Locate and copy each line in the data that contains the word "many".

# DATASET CONTENT start

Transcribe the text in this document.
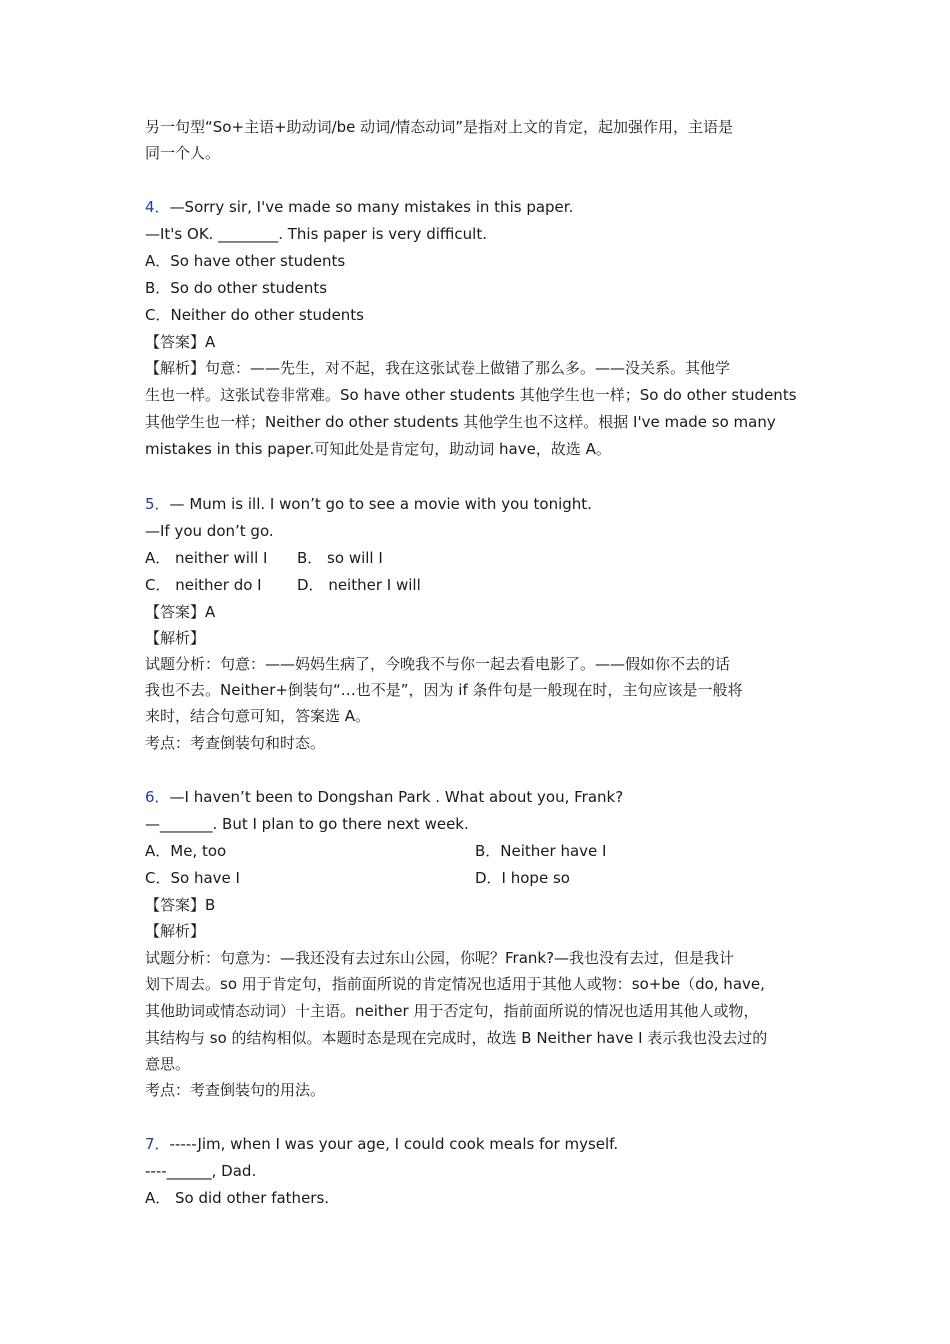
另一句型“So+主语+助动词/be 动词/情态动词”是指对上文的肯定，起加强作用，主语是
同一个人。
4．—Sorry sir, I've made so many mistakes in this paper.
—It's OK. ________. This paper is very difficult.
A．So have other students
B．So do other students
C．Neither do other students
【答案】A
【解析】句意：——先生，对不起，我在这张试卷上做错了那么多。——没关系。其他学
生也一样。这张试卷非常难。So have other students 其他学生也一样；So do other students
其他学生也一样；Neither do other students 其他学生也不这样。根据 I've made so many
mistakes in this paper.可知此处是肯定句，助动词 have，故选 A。
5．— Mum is ill. I won’t go to see a movie with you tonight.
—If you don’t go.
A． neither will I B． so will I
C． neither do I D． neither I will
【答案】A
【解析】
试题分析：句意：——妈妈生病了，今晚我不与你一起去看电影了。——假如你不去的话
我也不去。Neither+倒装句“…也不是”，因为 if 条件句是一般现在时，主句应该是一般将
来时，结合句意可知，答案选 A。
考点：考查倒装句和时态。
6．—I haven’t been to Dongshan Park . What about you, Frank?
—_______. But I plan to go there next week.
A．Me, too	B．Neither have I
C．So have I	D．I hope so
【答案】B
【解析】
试题分析：句意为：—我还没有去过东山公园，你呢？Frank?—我也没有去过，但是我计
划下周去。so 用于肯定句，指前面所说的肯定情况也适用于其他人或物：so+be（do, have,
其他助词或情态动词）十主语。neither 用于否定句，指前面所说的情况也适用其他人或物，
其结构与 so 的结构相似。本题时态是现在完成时，故选 B Neither have I 表示我也没去过的
意思。
考点：考查倒装句的用法。
7．-----Jim, when I was your age, I could cook meals for myself.
----______, Dad.
A． So did other fathers.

# DATASET CONTENT end

ANSWER TO THE TASK –
4．—Sorry sir, I've made so many mistakes in this paper.
其他学生也一样；Neither do other students 其他学生也不这样。根据 I've made so many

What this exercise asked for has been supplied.